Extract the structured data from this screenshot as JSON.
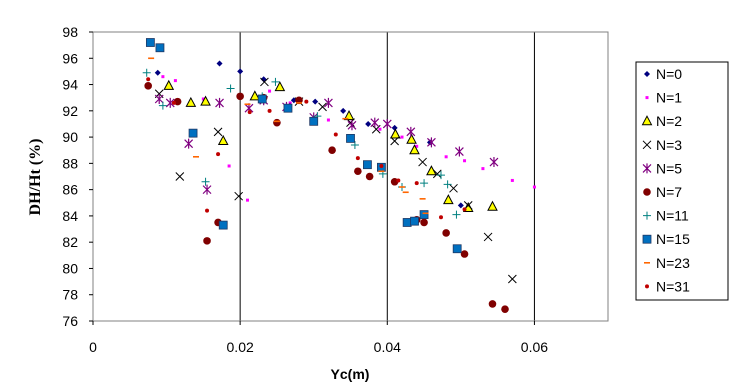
{
  "chart_data": {
    "type": "scatter",
    "title": "",
    "xlabel": "Yc(m)",
    "ylabel": "DH/Ht (%)",
    "xlim": [
      0,
      0.07
    ],
    "ylim": [
      76,
      98
    ],
    "xticks": [
      0,
      0.02,
      0.04,
      0.06
    ],
    "xtick_labels": [
      "0",
      "0.02",
      "0.04",
      "0.06"
    ],
    "yticks": [
      76,
      78,
      80,
      82,
      84,
      86,
      88,
      90,
      92,
      94,
      96,
      98
    ],
    "grid": "vertical-major",
    "legend": "right",
    "series": [
      {
        "name": "N=0",
        "marker": "diamond",
        "color": "#000080",
        "points": [
          [
            0.0088,
            94.9
          ],
          [
            0.0172,
            95.6
          ],
          [
            0.02,
            95.0
          ],
          [
            0.0232,
            94.4
          ],
          [
            0.0273,
            92.8
          ],
          [
            0.0302,
            92.7
          ],
          [
            0.034,
            92.0
          ],
          [
            0.0374,
            91.0
          ],
          [
            0.041,
            90.7
          ],
          [
            0.0458,
            89.6
          ],
          [
            0.05,
            84.8
          ]
        ]
      },
      {
        "name": "N=1",
        "marker": "square-s",
        "color": "#ff00ff",
        "points": [
          [
            0.0095,
            94.6
          ],
          [
            0.0112,
            94.3
          ],
          [
            0.015,
            92.9
          ],
          [
            0.0185,
            87.8
          ],
          [
            0.021,
            85.2
          ],
          [
            0.024,
            93.5
          ],
          [
            0.0268,
            92.6
          ],
          [
            0.032,
            91.3
          ],
          [
            0.035,
            91.4
          ],
          [
            0.039,
            90.6
          ],
          [
            0.042,
            90.0
          ],
          [
            0.044,
            89.3
          ],
          [
            0.048,
            88.5
          ],
          [
            0.0505,
            88.2
          ],
          [
            0.053,
            87.6
          ],
          [
            0.057,
            86.7
          ],
          [
            0.06,
            86.2
          ]
        ]
      },
      {
        "name": "N=2",
        "marker": "triangle",
        "color": "#ffff00",
        "points": [
          [
            0.0103,
            93.9
          ],
          [
            0.0133,
            92.6
          ],
          [
            0.0153,
            92.7
          ],
          [
            0.0177,
            89.7
          ],
          [
            0.022,
            93.1
          ],
          [
            0.0254,
            93.8
          ],
          [
            0.0348,
            91.6
          ],
          [
            0.0411,
            90.2
          ],
          [
            0.0433,
            89.8
          ],
          [
            0.0437,
            89.0
          ],
          [
            0.046,
            87.4
          ],
          [
            0.0483,
            85.2
          ],
          [
            0.051,
            84.6
          ],
          [
            0.0543,
            84.7
          ]
        ]
      },
      {
        "name": "N=3",
        "marker": "x",
        "color": "#000000",
        "points": [
          [
            0.009,
            93.3
          ],
          [
            0.0118,
            87.0
          ],
          [
            0.017,
            90.4
          ],
          [
            0.0198,
            85.5
          ],
          [
            0.0233,
            94.2
          ],
          [
            0.028,
            92.7
          ],
          [
            0.0312,
            92.3
          ],
          [
            0.035,
            91.1
          ],
          [
            0.0385,
            90.6
          ],
          [
            0.041,
            89.7
          ],
          [
            0.0448,
            88.1
          ],
          [
            0.0468,
            87.2
          ],
          [
            0.049,
            86.1
          ],
          [
            0.051,
            84.8
          ],
          [
            0.0537,
            82.4
          ],
          [
            0.057,
            79.2
          ]
        ]
      },
      {
        "name": "N=5",
        "marker": "asterisk",
        "color": "#800080",
        "points": [
          [
            0.009,
            92.9
          ],
          [
            0.0105,
            92.6
          ],
          [
            0.013,
            89.5
          ],
          [
            0.0155,
            86.0
          ],
          [
            0.0172,
            92.6
          ],
          [
            0.0212,
            92.2
          ],
          [
            0.0232,
            92.8
          ],
          [
            0.0263,
            92.3
          ],
          [
            0.03,
            91.5
          ],
          [
            0.032,
            92.6
          ],
          [
            0.0352,
            90.9
          ],
          [
            0.0383,
            91.1
          ],
          [
            0.04,
            91.0
          ],
          [
            0.0432,
            90.4
          ],
          [
            0.046,
            89.6
          ],
          [
            0.0498,
            88.9
          ],
          [
            0.0545,
            88.1
          ]
        ]
      },
      {
        "name": "N=7",
        "marker": "circle",
        "color": "#800000",
        "points": [
          [
            0.0075,
            93.9
          ],
          [
            0.0115,
            92.7
          ],
          [
            0.0155,
            82.1
          ],
          [
            0.017,
            83.5
          ],
          [
            0.02,
            93.1
          ],
          [
            0.0232,
            93.0
          ],
          [
            0.025,
            91.1
          ],
          [
            0.028,
            92.8
          ],
          [
            0.0325,
            89.0
          ],
          [
            0.036,
            87.4
          ],
          [
            0.0376,
            87.0
          ],
          [
            0.041,
            86.6
          ],
          [
            0.044,
            83.7
          ],
          [
            0.045,
            83.5
          ],
          [
            0.048,
            82.7
          ],
          [
            0.0505,
            81.1
          ],
          [
            0.0543,
            77.3
          ],
          [
            0.056,
            76.9
          ]
        ]
      },
      {
        "name": "N=11",
        "marker": "plus",
        "color": "#008080",
        "points": [
          [
            0.0073,
            94.9
          ],
          [
            0.0095,
            92.4
          ],
          [
            0.0153,
            86.6
          ],
          [
            0.0187,
            93.7
          ],
          [
            0.023,
            93.1
          ],
          [
            0.0248,
            94.2
          ],
          [
            0.0305,
            91.6
          ],
          [
            0.0356,
            89.4
          ],
          [
            0.0394,
            87.2
          ],
          [
            0.042,
            86.2
          ],
          [
            0.045,
            86.5
          ],
          [
            0.0473,
            87.1
          ],
          [
            0.0482,
            86.4
          ],
          [
            0.0494,
            84.1
          ]
        ]
      },
      {
        "name": "N=15",
        "marker": "square",
        "color": "#0070c0",
        "points": [
          [
            0.0078,
            97.2
          ],
          [
            0.0091,
            96.8
          ],
          [
            0.0136,
            90.3
          ],
          [
            0.0177,
            83.3
          ],
          [
            0.023,
            92.9
          ],
          [
            0.0265,
            92.2
          ],
          [
            0.03,
            91.2
          ],
          [
            0.035,
            89.9
          ],
          [
            0.0373,
            87.9
          ],
          [
            0.0392,
            87.7
          ],
          [
            0.0427,
            83.5
          ],
          [
            0.0437,
            83.6
          ],
          [
            0.045,
            84.1
          ],
          [
            0.0495,
            81.5
          ]
        ]
      },
      {
        "name": "N=23",
        "marker": "dash",
        "color": "#ff6600",
        "points": [
          [
            0.0079,
            96.0
          ],
          [
            0.014,
            88.5
          ],
          [
            0.021,
            92.5
          ],
          [
            0.025,
            91.2
          ],
          [
            0.028,
            92.6
          ],
          [
            0.0343,
            91.4
          ],
          [
            0.0392,
            87.4
          ],
          [
            0.042,
            86.2
          ],
          [
            0.0425,
            85.8
          ],
          [
            0.0448,
            85.3
          ],
          [
            0.0452,
            84.2
          ]
        ]
      },
      {
        "name": "N=31",
        "marker": "dot",
        "color": "#c00000",
        "points": [
          [
            0.0075,
            94.4
          ],
          [
            0.011,
            92.6
          ],
          [
            0.0155,
            84.4
          ],
          [
            0.017,
            88.7
          ],
          [
            0.0213,
            91.9
          ],
          [
            0.024,
            92.0
          ],
          [
            0.029,
            92.7
          ],
          [
            0.033,
            90.2
          ],
          [
            0.036,
            88.4
          ],
          [
            0.0392,
            87.8
          ],
          [
            0.0415,
            86.7
          ],
          [
            0.044,
            86.5
          ],
          [
            0.0473,
            83.9
          ],
          [
            0.0505,
            84.5
          ]
        ]
      }
    ]
  }
}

**Directive:**
Quote all the lines above exactly as given. Do not include the pictures.

**Solution to the exercise:**
Extract the structured data from this screenshot as JSON.
{
  "chart_data": {
    "type": "scatter",
    "title": "",
    "xlabel": "Yc(m)",
    "ylabel": "DH/Ht (%)",
    "xlim": [
      0,
      0.07
    ],
    "ylim": [
      76,
      98
    ],
    "xticks": [
      0,
      0.02,
      0.04,
      0.06
    ],
    "xtick_labels": [
      "0",
      "0.02",
      "0.04",
      "0.06"
    ],
    "yticks": [
      76,
      78,
      80,
      82,
      84,
      86,
      88,
      90,
      92,
      94,
      96,
      98
    ],
    "grid": "vertical-major",
    "legend": "right",
    "series": [
      {
        "name": "N=0",
        "marker": "diamond",
        "color": "#000080",
        "points": [
          [
            0.0088,
            94.9
          ],
          [
            0.0172,
            95.6
          ],
          [
            0.02,
            95.0
          ],
          [
            0.0232,
            94.4
          ],
          [
            0.0273,
            92.8
          ],
          [
            0.0302,
            92.7
          ],
          [
            0.034,
            92.0
          ],
          [
            0.0374,
            91.0
          ],
          [
            0.041,
            90.7
          ],
          [
            0.0458,
            89.6
          ],
          [
            0.05,
            84.8
          ]
        ]
      },
      {
        "name": "N=1",
        "marker": "square-s",
        "color": "#ff00ff",
        "points": [
          [
            0.0095,
            94.6
          ],
          [
            0.0112,
            94.3
          ],
          [
            0.015,
            92.9
          ],
          [
            0.0185,
            87.8
          ],
          [
            0.021,
            85.2
          ],
          [
            0.024,
            93.5
          ],
          [
            0.0268,
            92.6
          ],
          [
            0.032,
            91.3
          ],
          [
            0.035,
            91.4
          ],
          [
            0.039,
            90.6
          ],
          [
            0.042,
            90.0
          ],
          [
            0.044,
            89.3
          ],
          [
            0.048,
            88.5
          ],
          [
            0.0505,
            88.2
          ],
          [
            0.053,
            87.6
          ],
          [
            0.057,
            86.7
          ],
          [
            0.06,
            86.2
          ]
        ]
      },
      {
        "name": "N=2",
        "marker": "triangle",
        "color": "#ffff00",
        "points": [
          [
            0.0103,
            93.9
          ],
          [
            0.0133,
            92.6
          ],
          [
            0.0153,
            92.7
          ],
          [
            0.0177,
            89.7
          ],
          [
            0.022,
            93.1
          ],
          [
            0.0254,
            93.8
          ],
          [
            0.0348,
            91.6
          ],
          [
            0.0411,
            90.2
          ],
          [
            0.0433,
            89.8
          ],
          [
            0.0437,
            89.0
          ],
          [
            0.046,
            87.4
          ],
          [
            0.0483,
            85.2
          ],
          [
            0.051,
            84.6
          ],
          [
            0.0543,
            84.7
          ]
        ]
      },
      {
        "name": "N=3",
        "marker": "x",
        "color": "#000000",
        "points": [
          [
            0.009,
            93.3
          ],
          [
            0.0118,
            87.0
          ],
          [
            0.017,
            90.4
          ],
          [
            0.0198,
            85.5
          ],
          [
            0.0233,
            94.2
          ],
          [
            0.028,
            92.7
          ],
          [
            0.0312,
            92.3
          ],
          [
            0.035,
            91.1
          ],
          [
            0.0385,
            90.6
          ],
          [
            0.041,
            89.7
          ],
          [
            0.0448,
            88.1
          ],
          [
            0.0468,
            87.2
          ],
          [
            0.049,
            86.1
          ],
          [
            0.051,
            84.8
          ],
          [
            0.0537,
            82.4
          ],
          [
            0.057,
            79.2
          ]
        ]
      },
      {
        "name": "N=5",
        "marker": "asterisk",
        "color": "#800080",
        "points": [
          [
            0.009,
            92.9
          ],
          [
            0.0105,
            92.6
          ],
          [
            0.013,
            89.5
          ],
          [
            0.0155,
            86.0
          ],
          [
            0.0172,
            92.6
          ],
          [
            0.0212,
            92.2
          ],
          [
            0.0232,
            92.8
          ],
          [
            0.0263,
            92.3
          ],
          [
            0.03,
            91.5
          ],
          [
            0.032,
            92.6
          ],
          [
            0.0352,
            90.9
          ],
          [
            0.0383,
            91.1
          ],
          [
            0.04,
            91.0
          ],
          [
            0.0432,
            90.4
          ],
          [
            0.046,
            89.6
          ],
          [
            0.0498,
            88.9
          ],
          [
            0.0545,
            88.1
          ]
        ]
      },
      {
        "name": "N=7",
        "marker": "circle",
        "color": "#800000",
        "points": [
          [
            0.0075,
            93.9
          ],
          [
            0.0115,
            92.7
          ],
          [
            0.0155,
            82.1
          ],
          [
            0.017,
            83.5
          ],
          [
            0.02,
            93.1
          ],
          [
            0.0232,
            93.0
          ],
          [
            0.025,
            91.1
          ],
          [
            0.028,
            92.8
          ],
          [
            0.0325,
            89.0
          ],
          [
            0.036,
            87.4
          ],
          [
            0.0376,
            87.0
          ],
          [
            0.041,
            86.6
          ],
          [
            0.044,
            83.7
          ],
          [
            0.045,
            83.5
          ],
          [
            0.048,
            82.7
          ],
          [
            0.0505,
            81.1
          ],
          [
            0.0543,
            77.3
          ],
          [
            0.056,
            76.9
          ]
        ]
      },
      {
        "name": "N=11",
        "marker": "plus",
        "color": "#008080",
        "points": [
          [
            0.0073,
            94.9
          ],
          [
            0.0095,
            92.4
          ],
          [
            0.0153,
            86.6
          ],
          [
            0.0187,
            93.7
          ],
          [
            0.023,
            93.1
          ],
          [
            0.0248,
            94.2
          ],
          [
            0.0305,
            91.6
          ],
          [
            0.0356,
            89.4
          ],
          [
            0.0394,
            87.2
          ],
          [
            0.042,
            86.2
          ],
          [
            0.045,
            86.5
          ],
          [
            0.0473,
            87.1
          ],
          [
            0.0482,
            86.4
          ],
          [
            0.0494,
            84.1
          ]
        ]
      },
      {
        "name": "N=15",
        "marker": "square",
        "color": "#0070c0",
        "points": [
          [
            0.0078,
            97.2
          ],
          [
            0.0091,
            96.8
          ],
          [
            0.0136,
            90.3
          ],
          [
            0.0177,
            83.3
          ],
          [
            0.023,
            92.9
          ],
          [
            0.0265,
            92.2
          ],
          [
            0.03,
            91.2
          ],
          [
            0.035,
            89.9
          ],
          [
            0.0373,
            87.9
          ],
          [
            0.0392,
            87.7
          ],
          [
            0.0427,
            83.5
          ],
          [
            0.0437,
            83.6
          ],
          [
            0.045,
            84.1
          ],
          [
            0.0495,
            81.5
          ]
        ]
      },
      {
        "name": "N=23",
        "marker": "dash",
        "color": "#ff6600",
        "points": [
          [
            0.0079,
            96.0
          ],
          [
            0.014,
            88.5
          ],
          [
            0.021,
            92.5
          ],
          [
            0.025,
            91.2
          ],
          [
            0.028,
            92.6
          ],
          [
            0.0343,
            91.4
          ],
          [
            0.0392,
            87.4
          ],
          [
            0.042,
            86.2
          ],
          [
            0.0425,
            85.8
          ],
          [
            0.0448,
            85.3
          ],
          [
            0.0452,
            84.2
          ]
        ]
      },
      {
        "name": "N=31",
        "marker": "dot",
        "color": "#c00000",
        "points": [
          [
            0.0075,
            94.4
          ],
          [
            0.011,
            92.6
          ],
          [
            0.0155,
            84.4
          ],
          [
            0.017,
            88.7
          ],
          [
            0.0213,
            91.9
          ],
          [
            0.024,
            92.0
          ],
          [
            0.029,
            92.7
          ],
          [
            0.033,
            90.2
          ],
          [
            0.036,
            88.4
          ],
          [
            0.0392,
            87.8
          ],
          [
            0.0415,
            86.7
          ],
          [
            0.044,
            86.5
          ],
          [
            0.0473,
            83.9
          ],
          [
            0.0505,
            84.5
          ]
        ]
      }
    ]
  }
}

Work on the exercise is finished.